• Supplied data:
--- START ---

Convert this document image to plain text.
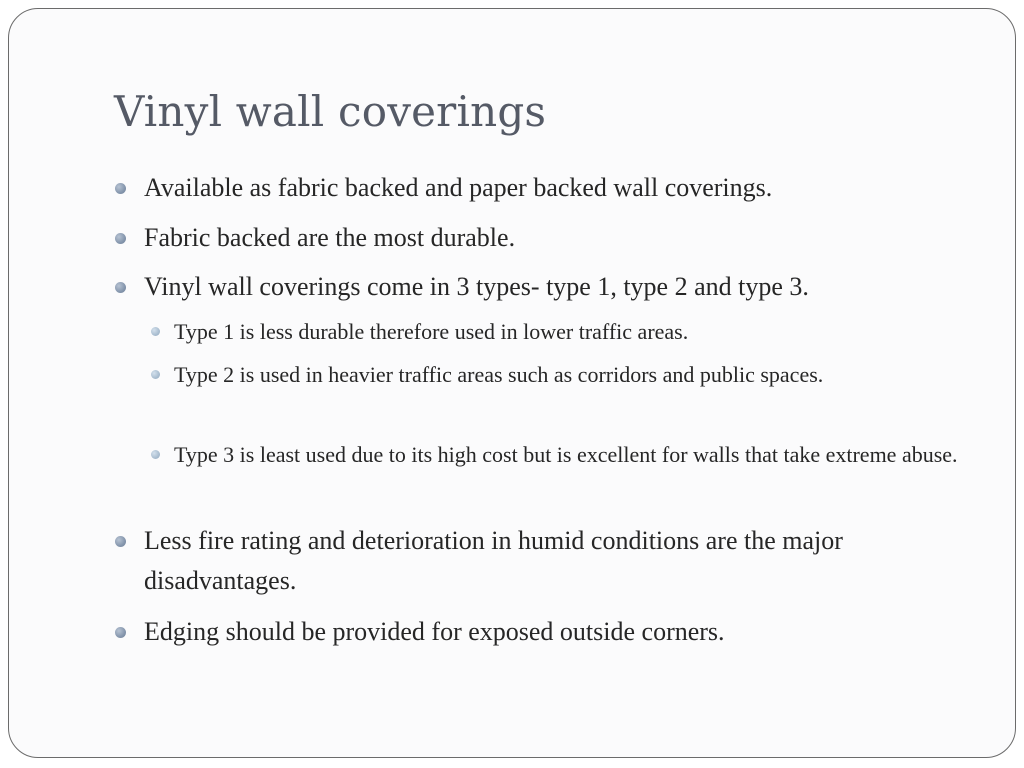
Vinyl wall coverings
Available as fabric backed and paper backed wall coverings.
Fabric backed are the most durable.
Vinyl wall coverings come in 3 types- type 1, type 2 and type 3.
Type 1 is less durable therefore used in lower traffic areas.
Type 2 is used in heavier traffic areas such as corridors and public spaces.
Type 3 is least used due to its high cost but is excellent for walls that take extreme abuse.
Less fire rating and deterioration in humid conditions are the major disadvantages.
Edging should be provided for exposed outside corners.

--- END ---

• Task requirements:
Find the word "coverings" and list each line it appears in.

• Solution for this problem:
Vinyl wall coverings
Available as fabric backed and paper backed wall coverings.
Vinyl wall coverings come in 3 types- type 1, type 2 and type 3.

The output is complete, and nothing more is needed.